Task to carry out: Pull out from the material below all lines with "public".

Material to process:
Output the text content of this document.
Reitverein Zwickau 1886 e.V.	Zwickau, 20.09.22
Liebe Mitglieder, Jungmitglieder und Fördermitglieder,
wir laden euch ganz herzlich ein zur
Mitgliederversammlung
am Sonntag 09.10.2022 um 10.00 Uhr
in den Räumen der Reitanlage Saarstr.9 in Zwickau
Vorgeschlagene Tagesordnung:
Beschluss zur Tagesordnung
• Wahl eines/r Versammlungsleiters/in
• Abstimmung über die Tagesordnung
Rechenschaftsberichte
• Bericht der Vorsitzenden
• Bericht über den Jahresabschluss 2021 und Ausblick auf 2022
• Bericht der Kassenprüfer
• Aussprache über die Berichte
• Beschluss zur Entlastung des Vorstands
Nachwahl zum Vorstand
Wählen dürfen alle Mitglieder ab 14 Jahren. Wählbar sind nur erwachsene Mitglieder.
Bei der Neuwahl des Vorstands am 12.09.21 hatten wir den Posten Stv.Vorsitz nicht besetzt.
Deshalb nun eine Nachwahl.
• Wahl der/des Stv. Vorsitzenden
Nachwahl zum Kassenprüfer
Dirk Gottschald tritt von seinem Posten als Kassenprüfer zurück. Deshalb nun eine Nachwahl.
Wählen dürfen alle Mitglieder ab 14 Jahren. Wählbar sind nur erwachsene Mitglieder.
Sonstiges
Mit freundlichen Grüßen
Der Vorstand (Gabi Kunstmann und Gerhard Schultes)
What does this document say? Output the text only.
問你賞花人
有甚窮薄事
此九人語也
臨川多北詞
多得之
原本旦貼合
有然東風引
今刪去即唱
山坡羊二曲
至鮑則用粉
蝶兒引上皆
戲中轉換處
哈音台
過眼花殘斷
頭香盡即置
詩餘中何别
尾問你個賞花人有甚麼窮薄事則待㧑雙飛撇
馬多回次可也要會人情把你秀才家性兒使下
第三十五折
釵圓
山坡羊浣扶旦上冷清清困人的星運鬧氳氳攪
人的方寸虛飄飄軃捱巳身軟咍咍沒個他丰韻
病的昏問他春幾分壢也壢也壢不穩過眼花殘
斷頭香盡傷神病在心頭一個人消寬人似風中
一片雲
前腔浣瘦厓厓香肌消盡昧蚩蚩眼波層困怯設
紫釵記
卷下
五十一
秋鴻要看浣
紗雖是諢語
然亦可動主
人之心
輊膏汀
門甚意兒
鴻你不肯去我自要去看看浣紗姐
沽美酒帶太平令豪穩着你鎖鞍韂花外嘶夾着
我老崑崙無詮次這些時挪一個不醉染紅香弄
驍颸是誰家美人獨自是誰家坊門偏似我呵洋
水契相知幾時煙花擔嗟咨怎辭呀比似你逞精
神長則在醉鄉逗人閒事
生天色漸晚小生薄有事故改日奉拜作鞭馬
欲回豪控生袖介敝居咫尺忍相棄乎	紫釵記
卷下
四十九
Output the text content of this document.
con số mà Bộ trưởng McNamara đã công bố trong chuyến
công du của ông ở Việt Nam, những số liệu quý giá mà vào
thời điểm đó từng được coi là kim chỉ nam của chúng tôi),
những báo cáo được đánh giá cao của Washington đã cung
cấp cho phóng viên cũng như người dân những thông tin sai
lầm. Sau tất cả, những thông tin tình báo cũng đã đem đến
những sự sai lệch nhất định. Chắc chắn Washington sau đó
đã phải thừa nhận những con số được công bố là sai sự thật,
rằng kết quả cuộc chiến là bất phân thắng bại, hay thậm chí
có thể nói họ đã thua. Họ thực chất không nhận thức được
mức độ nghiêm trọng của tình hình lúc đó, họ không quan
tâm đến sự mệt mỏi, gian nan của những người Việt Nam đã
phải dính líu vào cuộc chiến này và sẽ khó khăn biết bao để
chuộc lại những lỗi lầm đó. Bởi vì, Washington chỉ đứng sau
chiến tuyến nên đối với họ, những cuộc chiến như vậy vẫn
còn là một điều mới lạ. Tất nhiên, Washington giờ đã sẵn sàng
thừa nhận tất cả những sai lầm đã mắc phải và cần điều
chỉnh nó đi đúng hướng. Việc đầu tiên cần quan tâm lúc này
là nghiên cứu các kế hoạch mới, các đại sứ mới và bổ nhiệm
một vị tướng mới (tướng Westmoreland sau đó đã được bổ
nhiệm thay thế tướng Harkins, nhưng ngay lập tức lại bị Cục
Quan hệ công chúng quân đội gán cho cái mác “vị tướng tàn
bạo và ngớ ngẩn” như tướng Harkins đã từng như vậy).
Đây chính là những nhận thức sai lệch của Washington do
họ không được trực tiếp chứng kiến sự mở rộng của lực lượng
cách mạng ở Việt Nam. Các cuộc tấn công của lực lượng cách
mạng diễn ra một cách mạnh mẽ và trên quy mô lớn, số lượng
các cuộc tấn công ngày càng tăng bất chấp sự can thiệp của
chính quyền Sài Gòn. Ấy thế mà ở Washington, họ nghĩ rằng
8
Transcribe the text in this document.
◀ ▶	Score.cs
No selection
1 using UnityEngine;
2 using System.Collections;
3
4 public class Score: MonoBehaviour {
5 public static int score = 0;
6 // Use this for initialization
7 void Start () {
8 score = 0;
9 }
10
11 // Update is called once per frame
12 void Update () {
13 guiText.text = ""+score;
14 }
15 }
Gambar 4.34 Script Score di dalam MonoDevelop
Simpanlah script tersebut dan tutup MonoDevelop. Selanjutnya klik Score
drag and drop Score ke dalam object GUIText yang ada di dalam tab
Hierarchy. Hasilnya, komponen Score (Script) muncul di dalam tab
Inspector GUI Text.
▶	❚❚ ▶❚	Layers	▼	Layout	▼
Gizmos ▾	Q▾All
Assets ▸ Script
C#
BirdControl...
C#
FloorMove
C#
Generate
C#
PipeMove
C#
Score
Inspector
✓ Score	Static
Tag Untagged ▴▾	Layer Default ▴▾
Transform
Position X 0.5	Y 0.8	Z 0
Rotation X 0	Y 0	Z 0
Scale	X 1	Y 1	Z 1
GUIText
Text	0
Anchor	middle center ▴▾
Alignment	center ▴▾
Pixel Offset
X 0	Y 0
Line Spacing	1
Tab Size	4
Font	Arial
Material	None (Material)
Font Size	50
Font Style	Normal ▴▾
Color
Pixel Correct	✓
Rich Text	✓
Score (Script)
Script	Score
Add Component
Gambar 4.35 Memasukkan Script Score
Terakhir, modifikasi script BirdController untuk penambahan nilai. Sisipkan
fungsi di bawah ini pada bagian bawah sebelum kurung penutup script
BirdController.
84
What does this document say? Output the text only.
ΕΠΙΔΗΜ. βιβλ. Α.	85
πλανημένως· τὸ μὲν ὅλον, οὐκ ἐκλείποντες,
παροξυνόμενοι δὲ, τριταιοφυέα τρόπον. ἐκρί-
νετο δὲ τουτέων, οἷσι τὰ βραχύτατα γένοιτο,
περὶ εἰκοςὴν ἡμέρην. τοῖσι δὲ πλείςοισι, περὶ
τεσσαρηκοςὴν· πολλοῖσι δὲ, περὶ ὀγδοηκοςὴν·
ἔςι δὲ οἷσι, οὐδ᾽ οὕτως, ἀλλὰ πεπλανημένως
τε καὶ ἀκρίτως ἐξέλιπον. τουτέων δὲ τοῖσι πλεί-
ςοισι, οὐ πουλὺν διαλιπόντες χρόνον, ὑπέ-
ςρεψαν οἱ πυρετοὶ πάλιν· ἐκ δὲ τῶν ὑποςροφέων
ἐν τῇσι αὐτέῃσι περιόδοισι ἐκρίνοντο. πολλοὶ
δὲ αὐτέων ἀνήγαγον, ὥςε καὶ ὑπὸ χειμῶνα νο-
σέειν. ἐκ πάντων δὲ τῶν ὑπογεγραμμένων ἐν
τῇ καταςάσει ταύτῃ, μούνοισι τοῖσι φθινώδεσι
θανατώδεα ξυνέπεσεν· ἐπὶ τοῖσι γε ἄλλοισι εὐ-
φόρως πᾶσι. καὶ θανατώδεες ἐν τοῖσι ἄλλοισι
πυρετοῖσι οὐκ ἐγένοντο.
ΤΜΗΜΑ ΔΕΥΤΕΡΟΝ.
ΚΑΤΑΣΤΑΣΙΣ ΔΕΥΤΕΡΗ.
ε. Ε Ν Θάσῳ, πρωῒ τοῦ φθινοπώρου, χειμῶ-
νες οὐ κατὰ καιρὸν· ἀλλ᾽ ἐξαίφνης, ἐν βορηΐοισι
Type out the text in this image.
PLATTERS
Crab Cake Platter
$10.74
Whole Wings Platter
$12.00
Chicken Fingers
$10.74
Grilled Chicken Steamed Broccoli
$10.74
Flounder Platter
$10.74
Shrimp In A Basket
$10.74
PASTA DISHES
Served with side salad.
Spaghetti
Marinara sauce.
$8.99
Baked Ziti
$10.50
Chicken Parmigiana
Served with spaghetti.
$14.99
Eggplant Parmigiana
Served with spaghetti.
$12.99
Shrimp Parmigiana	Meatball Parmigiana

Task response:
4 public class Score: MonoBehaviour {
5 public static int score = 0;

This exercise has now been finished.